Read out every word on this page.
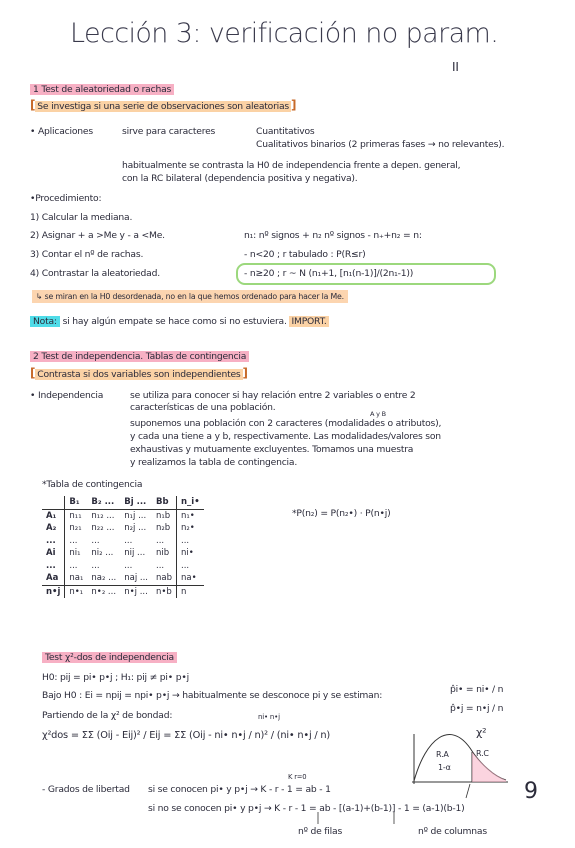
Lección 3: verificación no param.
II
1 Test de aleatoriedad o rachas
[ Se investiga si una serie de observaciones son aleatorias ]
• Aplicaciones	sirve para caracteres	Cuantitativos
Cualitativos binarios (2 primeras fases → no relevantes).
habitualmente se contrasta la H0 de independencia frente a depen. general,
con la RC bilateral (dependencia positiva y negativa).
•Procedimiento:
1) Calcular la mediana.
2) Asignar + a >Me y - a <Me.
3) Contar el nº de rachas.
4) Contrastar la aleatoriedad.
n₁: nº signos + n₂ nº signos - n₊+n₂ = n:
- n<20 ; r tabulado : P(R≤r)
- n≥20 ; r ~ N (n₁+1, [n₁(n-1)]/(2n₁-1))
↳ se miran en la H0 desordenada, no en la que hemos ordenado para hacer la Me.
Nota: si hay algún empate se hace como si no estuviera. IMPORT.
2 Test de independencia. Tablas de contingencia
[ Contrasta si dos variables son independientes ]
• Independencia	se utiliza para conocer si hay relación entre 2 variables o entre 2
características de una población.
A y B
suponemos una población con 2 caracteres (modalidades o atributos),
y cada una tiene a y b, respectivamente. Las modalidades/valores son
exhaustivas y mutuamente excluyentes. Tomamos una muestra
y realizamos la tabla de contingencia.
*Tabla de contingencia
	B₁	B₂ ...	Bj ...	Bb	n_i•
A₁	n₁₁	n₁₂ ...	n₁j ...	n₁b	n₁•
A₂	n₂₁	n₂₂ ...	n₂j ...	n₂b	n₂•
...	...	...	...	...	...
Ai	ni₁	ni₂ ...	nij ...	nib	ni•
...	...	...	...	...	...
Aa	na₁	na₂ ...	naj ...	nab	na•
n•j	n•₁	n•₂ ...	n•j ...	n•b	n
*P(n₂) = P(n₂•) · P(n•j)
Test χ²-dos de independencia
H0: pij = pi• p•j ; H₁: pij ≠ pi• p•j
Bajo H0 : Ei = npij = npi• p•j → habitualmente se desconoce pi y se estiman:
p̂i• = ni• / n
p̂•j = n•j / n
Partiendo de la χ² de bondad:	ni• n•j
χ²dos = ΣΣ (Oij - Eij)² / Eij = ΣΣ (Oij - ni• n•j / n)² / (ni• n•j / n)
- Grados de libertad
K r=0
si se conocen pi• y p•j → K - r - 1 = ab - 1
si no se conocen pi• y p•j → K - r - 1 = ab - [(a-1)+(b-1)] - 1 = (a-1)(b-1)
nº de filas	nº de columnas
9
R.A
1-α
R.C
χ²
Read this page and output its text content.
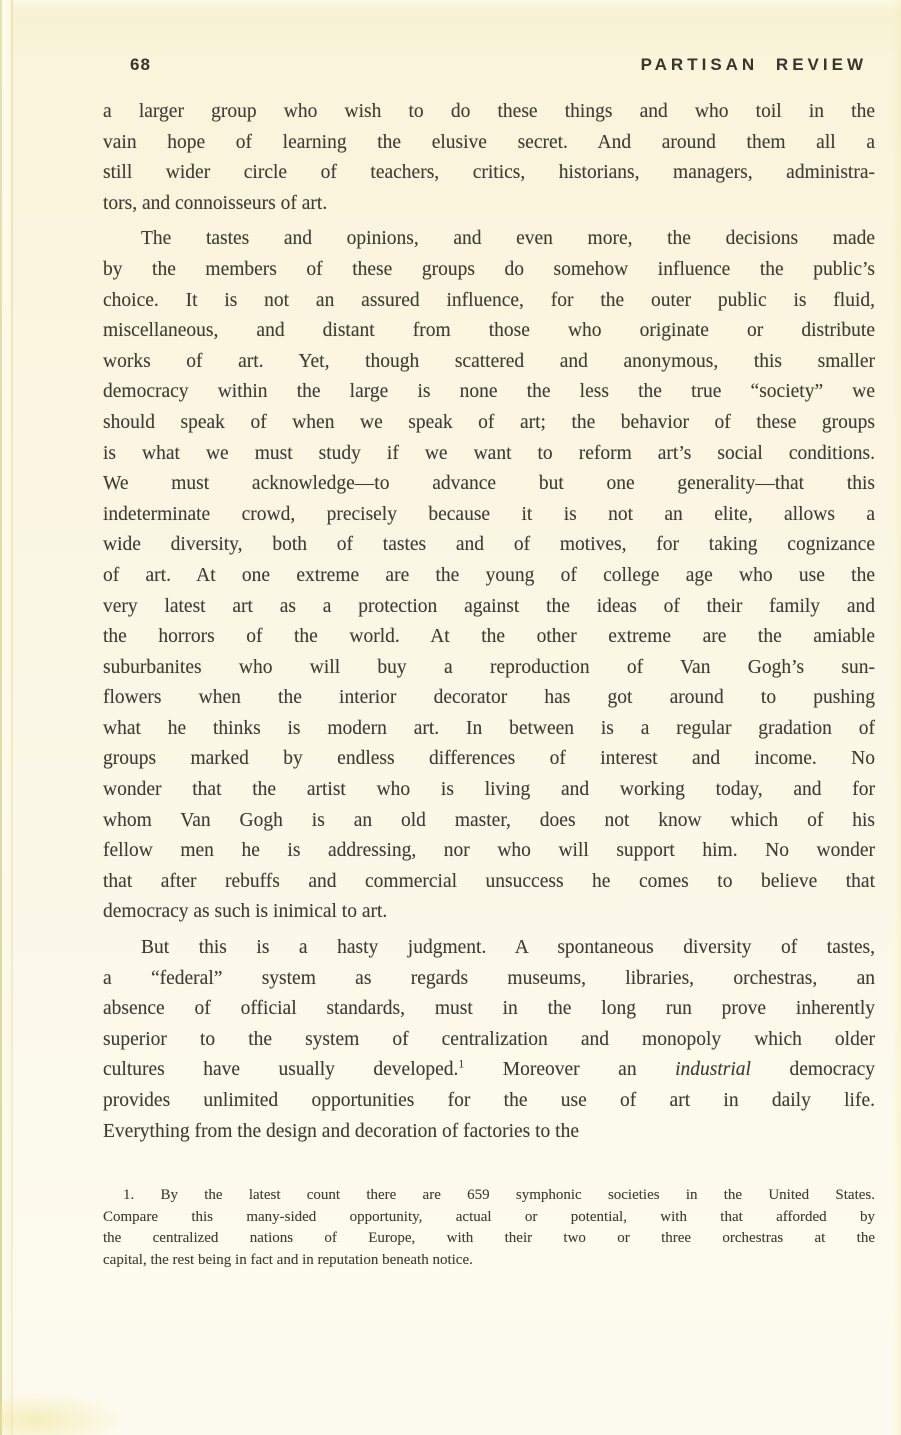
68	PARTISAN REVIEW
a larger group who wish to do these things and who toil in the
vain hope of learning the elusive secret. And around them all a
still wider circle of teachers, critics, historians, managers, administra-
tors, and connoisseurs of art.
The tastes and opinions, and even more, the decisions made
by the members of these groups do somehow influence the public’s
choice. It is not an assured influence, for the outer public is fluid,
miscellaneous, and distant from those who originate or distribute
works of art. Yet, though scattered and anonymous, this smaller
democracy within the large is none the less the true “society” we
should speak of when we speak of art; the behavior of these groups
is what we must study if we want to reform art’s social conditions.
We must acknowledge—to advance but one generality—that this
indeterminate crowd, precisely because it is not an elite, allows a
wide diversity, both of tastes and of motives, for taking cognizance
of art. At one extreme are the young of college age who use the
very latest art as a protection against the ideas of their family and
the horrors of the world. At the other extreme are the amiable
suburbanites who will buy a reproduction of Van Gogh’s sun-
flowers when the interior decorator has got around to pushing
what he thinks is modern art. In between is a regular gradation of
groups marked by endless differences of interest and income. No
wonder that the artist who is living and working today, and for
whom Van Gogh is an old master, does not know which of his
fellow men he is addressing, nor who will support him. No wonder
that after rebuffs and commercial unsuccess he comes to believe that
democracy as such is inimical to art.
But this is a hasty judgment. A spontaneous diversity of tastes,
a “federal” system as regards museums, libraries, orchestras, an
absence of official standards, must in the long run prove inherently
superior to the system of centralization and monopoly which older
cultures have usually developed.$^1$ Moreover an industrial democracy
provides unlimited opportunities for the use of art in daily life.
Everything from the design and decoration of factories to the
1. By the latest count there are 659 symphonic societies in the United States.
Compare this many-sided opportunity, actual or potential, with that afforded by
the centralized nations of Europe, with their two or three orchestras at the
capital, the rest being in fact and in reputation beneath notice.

——

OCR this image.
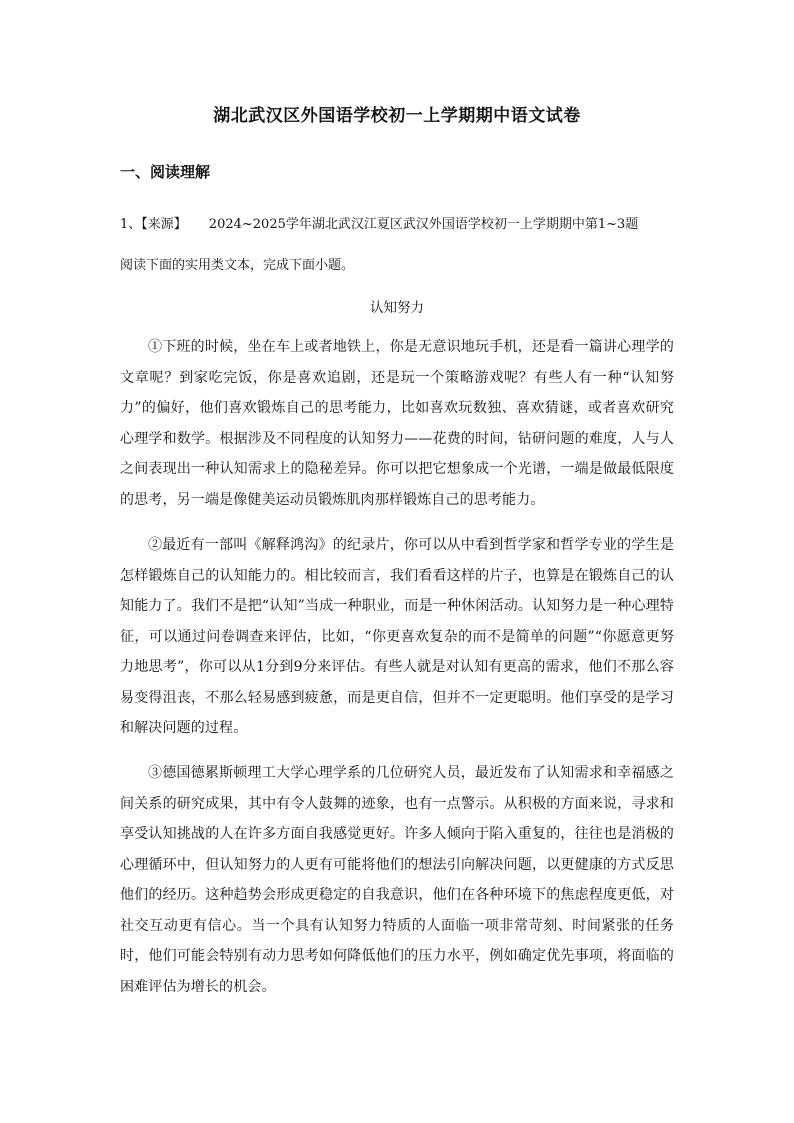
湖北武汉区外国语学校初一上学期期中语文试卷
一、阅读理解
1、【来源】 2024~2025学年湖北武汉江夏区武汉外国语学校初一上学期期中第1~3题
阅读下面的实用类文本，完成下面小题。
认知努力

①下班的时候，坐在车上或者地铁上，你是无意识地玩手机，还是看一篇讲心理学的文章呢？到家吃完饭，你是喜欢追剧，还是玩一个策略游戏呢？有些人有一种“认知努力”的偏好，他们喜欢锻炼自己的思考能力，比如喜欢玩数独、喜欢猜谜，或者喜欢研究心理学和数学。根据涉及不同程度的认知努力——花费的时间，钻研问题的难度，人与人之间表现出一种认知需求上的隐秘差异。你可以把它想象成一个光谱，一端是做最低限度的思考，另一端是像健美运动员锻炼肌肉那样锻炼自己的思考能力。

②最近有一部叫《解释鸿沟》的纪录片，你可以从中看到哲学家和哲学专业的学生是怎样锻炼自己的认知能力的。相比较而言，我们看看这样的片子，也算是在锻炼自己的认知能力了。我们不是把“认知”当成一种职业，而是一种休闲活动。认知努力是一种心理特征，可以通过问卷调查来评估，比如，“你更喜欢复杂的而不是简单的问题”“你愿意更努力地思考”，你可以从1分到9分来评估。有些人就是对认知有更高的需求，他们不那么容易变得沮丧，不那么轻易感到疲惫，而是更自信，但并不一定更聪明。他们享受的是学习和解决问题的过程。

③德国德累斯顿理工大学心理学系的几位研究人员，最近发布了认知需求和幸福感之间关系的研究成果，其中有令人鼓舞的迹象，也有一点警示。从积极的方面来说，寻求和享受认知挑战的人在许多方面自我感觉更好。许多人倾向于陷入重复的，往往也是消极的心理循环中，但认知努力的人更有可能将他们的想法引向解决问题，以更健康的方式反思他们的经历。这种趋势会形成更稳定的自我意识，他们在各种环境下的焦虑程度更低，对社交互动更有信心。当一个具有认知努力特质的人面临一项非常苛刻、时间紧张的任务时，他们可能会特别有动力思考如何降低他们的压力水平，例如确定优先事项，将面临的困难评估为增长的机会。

——

#### EXERCISE DIRECTIONS:
Report how many lines in the data contain the word "contingencia", with no words besides the number.

#### WRITTEN SOLUTION:
3